- [Task to complete] Tally how many lines hold the string "content". Your reply should be that number alone.
start
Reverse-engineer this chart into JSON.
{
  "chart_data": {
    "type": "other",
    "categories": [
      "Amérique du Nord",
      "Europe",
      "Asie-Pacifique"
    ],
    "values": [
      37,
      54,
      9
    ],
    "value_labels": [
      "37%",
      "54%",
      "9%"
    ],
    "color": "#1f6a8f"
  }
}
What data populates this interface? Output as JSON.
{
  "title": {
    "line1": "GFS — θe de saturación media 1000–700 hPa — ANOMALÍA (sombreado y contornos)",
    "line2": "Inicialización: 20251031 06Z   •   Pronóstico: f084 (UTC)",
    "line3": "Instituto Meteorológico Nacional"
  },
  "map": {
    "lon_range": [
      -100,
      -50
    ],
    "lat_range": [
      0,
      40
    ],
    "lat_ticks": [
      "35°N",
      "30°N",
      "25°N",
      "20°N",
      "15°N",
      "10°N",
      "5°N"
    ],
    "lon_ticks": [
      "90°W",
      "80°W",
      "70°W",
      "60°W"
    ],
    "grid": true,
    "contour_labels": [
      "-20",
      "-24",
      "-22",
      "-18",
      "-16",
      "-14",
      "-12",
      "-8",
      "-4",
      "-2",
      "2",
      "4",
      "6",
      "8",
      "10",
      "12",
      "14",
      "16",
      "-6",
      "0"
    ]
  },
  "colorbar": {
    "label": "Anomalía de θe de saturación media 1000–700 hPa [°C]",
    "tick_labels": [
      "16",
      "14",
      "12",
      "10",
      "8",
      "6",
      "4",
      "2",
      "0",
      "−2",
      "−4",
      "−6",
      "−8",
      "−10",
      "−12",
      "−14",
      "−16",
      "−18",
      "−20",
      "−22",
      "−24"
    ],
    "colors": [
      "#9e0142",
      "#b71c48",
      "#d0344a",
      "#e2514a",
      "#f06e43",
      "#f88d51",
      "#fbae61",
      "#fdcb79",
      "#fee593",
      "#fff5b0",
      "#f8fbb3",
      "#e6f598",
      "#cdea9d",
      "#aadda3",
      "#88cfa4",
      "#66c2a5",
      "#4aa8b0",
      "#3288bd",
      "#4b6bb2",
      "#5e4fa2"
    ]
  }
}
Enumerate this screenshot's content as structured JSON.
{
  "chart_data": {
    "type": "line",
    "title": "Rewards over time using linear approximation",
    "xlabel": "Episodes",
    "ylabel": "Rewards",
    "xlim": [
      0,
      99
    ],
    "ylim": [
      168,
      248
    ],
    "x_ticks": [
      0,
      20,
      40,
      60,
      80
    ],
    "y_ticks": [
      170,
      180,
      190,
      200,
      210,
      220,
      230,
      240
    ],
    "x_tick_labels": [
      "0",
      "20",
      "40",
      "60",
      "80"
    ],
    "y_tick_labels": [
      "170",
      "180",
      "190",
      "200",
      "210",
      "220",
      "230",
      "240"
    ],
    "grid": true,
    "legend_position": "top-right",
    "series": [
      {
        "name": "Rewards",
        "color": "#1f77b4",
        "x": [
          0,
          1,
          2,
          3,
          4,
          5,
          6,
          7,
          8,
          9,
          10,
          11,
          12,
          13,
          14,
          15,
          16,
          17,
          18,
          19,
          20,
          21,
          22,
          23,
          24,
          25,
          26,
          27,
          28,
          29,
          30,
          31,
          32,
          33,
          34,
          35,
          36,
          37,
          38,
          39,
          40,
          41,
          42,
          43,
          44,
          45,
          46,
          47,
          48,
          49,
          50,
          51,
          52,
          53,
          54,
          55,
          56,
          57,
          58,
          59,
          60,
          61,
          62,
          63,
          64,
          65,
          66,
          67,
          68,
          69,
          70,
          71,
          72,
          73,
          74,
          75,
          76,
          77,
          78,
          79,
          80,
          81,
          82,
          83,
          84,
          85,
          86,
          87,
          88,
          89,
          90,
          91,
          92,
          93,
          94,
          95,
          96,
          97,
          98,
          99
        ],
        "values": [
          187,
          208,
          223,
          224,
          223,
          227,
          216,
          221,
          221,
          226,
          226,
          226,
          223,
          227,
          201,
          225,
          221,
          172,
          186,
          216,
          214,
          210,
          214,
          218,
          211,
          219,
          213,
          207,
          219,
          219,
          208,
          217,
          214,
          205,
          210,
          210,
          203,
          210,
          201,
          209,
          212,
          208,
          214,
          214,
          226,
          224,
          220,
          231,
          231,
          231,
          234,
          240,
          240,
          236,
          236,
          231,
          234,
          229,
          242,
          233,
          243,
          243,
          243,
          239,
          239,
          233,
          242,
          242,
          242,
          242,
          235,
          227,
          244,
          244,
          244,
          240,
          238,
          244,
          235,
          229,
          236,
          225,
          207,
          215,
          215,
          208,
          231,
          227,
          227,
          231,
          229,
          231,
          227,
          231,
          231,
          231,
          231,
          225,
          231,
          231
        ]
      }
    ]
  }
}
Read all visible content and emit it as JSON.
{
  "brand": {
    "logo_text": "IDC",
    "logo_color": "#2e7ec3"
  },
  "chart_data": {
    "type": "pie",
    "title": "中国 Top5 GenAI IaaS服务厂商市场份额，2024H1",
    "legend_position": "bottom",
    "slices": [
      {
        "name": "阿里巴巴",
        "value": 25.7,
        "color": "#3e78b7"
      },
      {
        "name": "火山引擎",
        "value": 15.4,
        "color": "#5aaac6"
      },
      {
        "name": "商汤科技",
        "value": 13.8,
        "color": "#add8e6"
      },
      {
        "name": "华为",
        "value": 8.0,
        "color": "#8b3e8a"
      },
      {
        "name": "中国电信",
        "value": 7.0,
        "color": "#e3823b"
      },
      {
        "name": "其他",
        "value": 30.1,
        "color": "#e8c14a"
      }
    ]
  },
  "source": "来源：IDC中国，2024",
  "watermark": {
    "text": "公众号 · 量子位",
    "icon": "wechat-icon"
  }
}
end
- [Solution to this task] 2